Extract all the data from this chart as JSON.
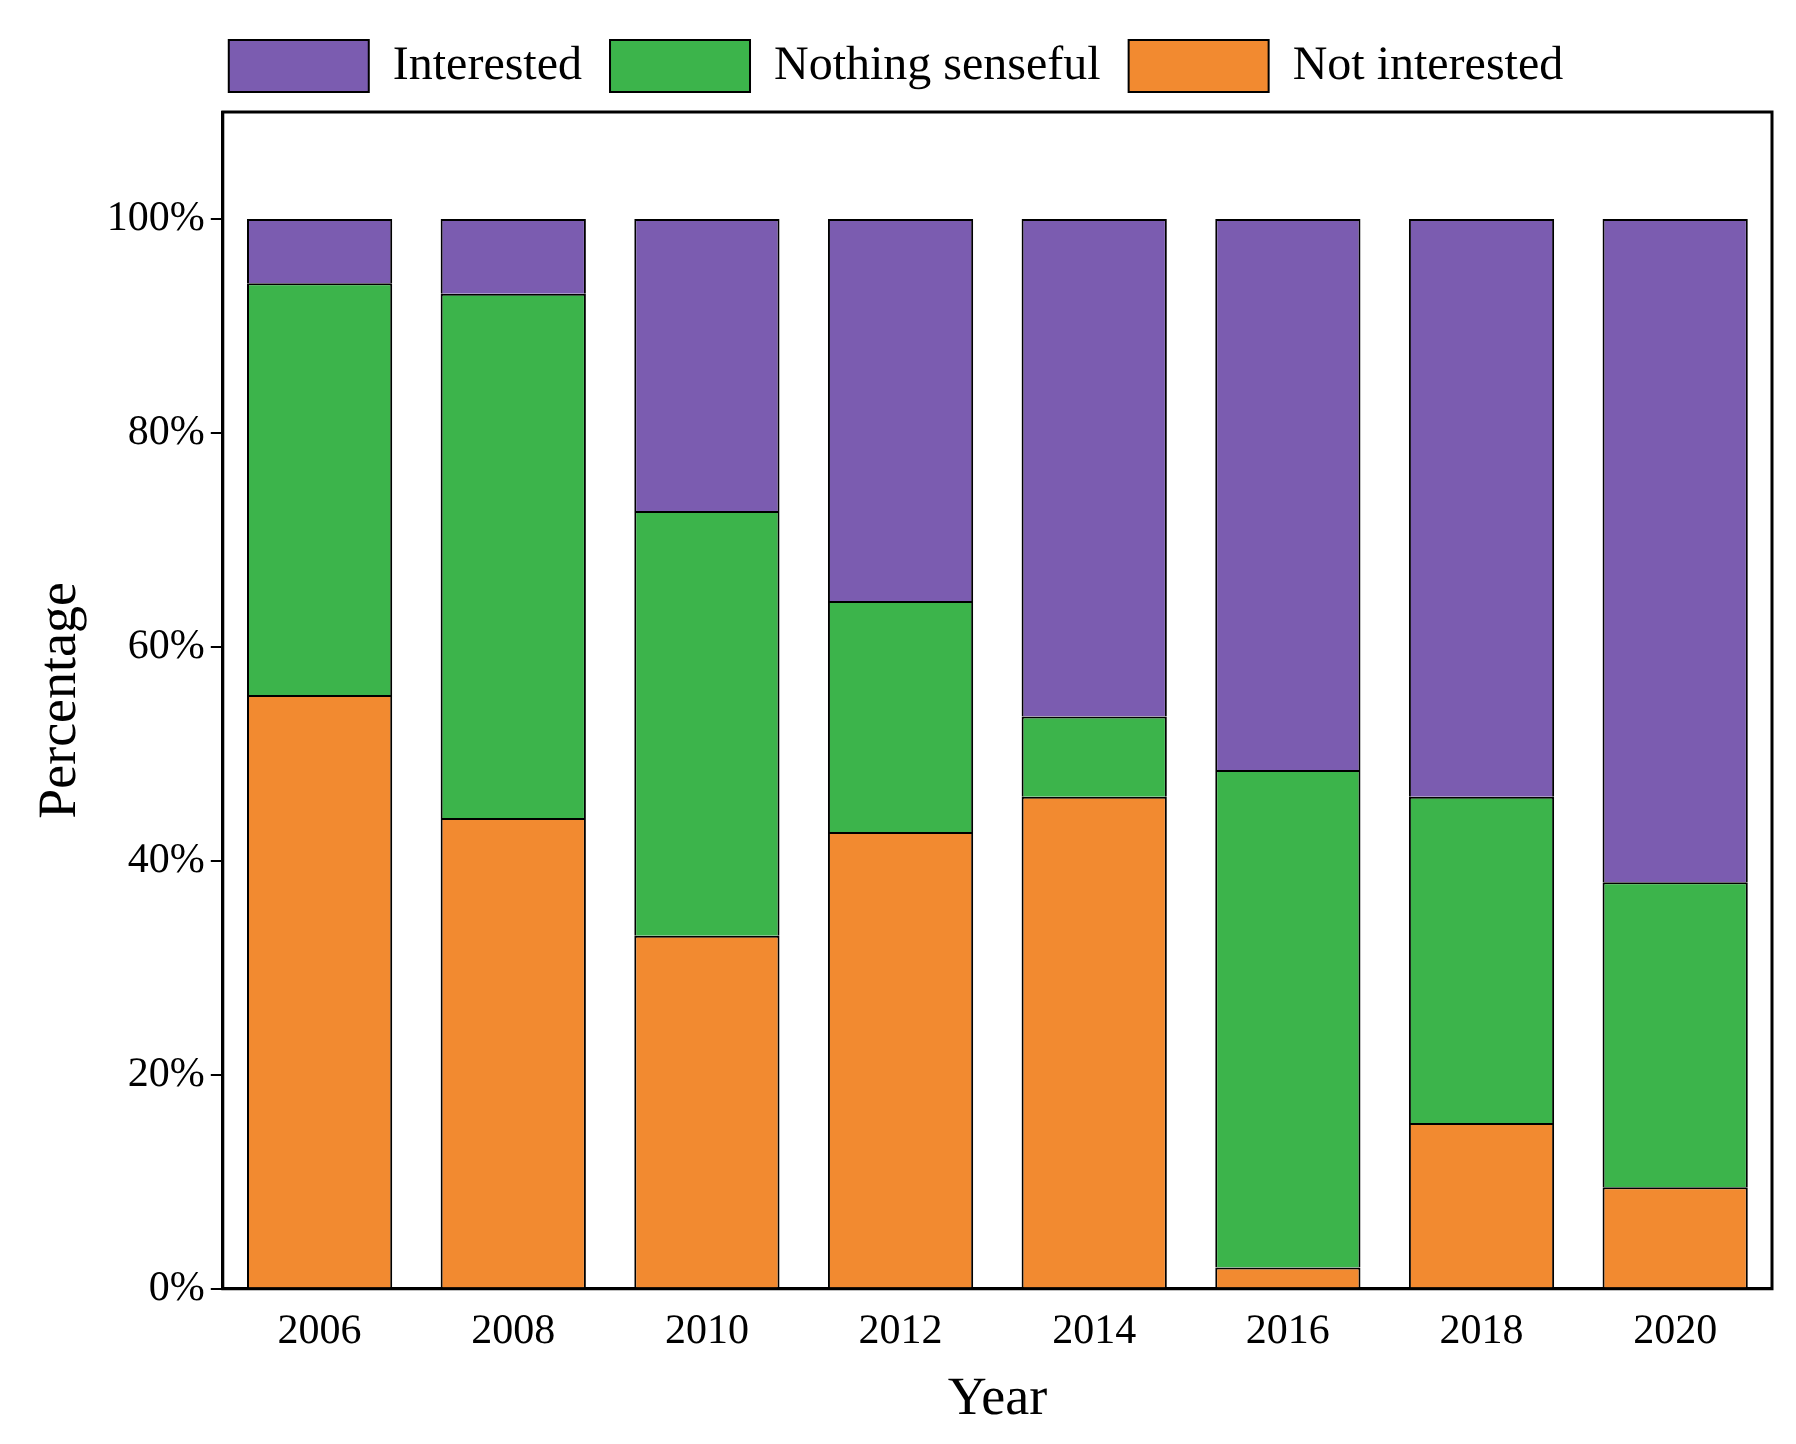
{
  "chart_data": {
    "type": "bar",
    "stacked": true,
    "xlabel": "Year",
    "ylabel": "Percentage",
    "categories": [
      "2006",
      "2008",
      "2010",
      "2012",
      "2014",
      "2016",
      "2018",
      "2020"
    ],
    "series": [
      {
        "name": "Not interested",
        "color": "#f28a30",
        "values": [
          55.5,
          44,
          33,
          42.7,
          46,
          2,
          15.5,
          9.5
        ]
      },
      {
        "name": "Nothing senseful",
        "color": "#3cb44b",
        "values": [
          38.5,
          49,
          39.7,
          21.6,
          7.5,
          46.5,
          30.5,
          28.5
        ]
      },
      {
        "name": "Interested",
        "color": "#7b5cb0",
        "values": [
          6,
          7,
          27.3,
          35.7,
          46.5,
          51.5,
          54,
          62
        ]
      }
    ],
    "ylim": [
      0,
      110
    ],
    "yticks": [
      {
        "value": 0,
        "label": "0%"
      },
      {
        "value": 20,
        "label": "20%"
      },
      {
        "value": 40,
        "label": "40%"
      },
      {
        "value": 60,
        "label": "60%"
      },
      {
        "value": 80,
        "label": "80%"
      },
      {
        "value": 100,
        "label": "100%"
      }
    ],
    "grid": false,
    "legend": "top"
  }
}
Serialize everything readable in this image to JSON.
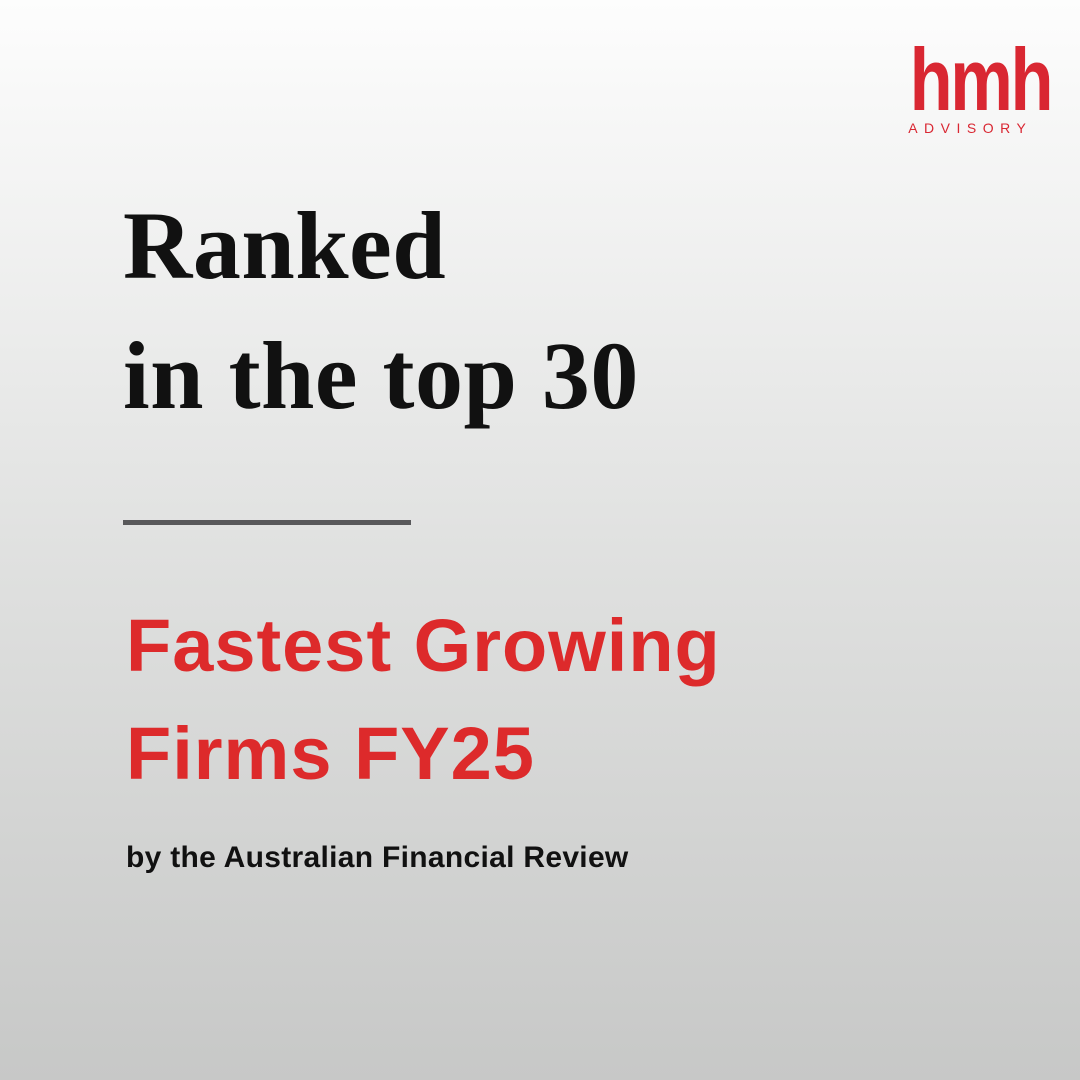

### [Exercise aim]
Can you repeat every record above exactly, apart from the pictures?

### [Solution]
Extract all the data from this chart as JSON.
{
  "chart_data": {
    "type": "bar",
    "stacked": true,
    "xlabel": "Year",
    "ylabel": "Percentage",
    "categories": [
      "2006",
      "2008",
      "2010",
      "2012",
      "2014",
      "2016",
      "2018",
      "2020"
    ],
    "series": [
      {
        "name": "Not interested",
        "color": "#f28a30",
        "values": [
          55.5,
          44,
          33,
          42.7,
          46,
          2,
          15.5,
          9.5
        ]
      },
      {
        "name": "Nothing senseful",
        "color": "#3cb44b",
        "values": [
          38.5,
          49,
          39.7,
          21.6,
          7.5,
          46.5,
          30.5,
          28.5
        ]
      },
      {
        "name": "Interested",
        "color": "#7b5cb0",
        "values": [
          6,
          7,
          27.3,
          35.7,
          46.5,
          51.5,
          54,
          62
        ]
      }
    ],
    "ylim": [
      0,
      110
    ],
    "yticks": [
      {
        "value": 0,
        "label": "0%"
      },
      {
        "value": 20,
        "label": "20%"
      },
      {
        "value": 40,
        "label": "40%"
      },
      {
        "value": 60,
        "label": "60%"
      },
      {
        "value": 80,
        "label": "80%"
      },
      {
        "value": 100,
        "label": "100%"
      }
    ],
    "grid": false,
    "legend": "top"
  }
}
Serialize everything readable in this image to JSON.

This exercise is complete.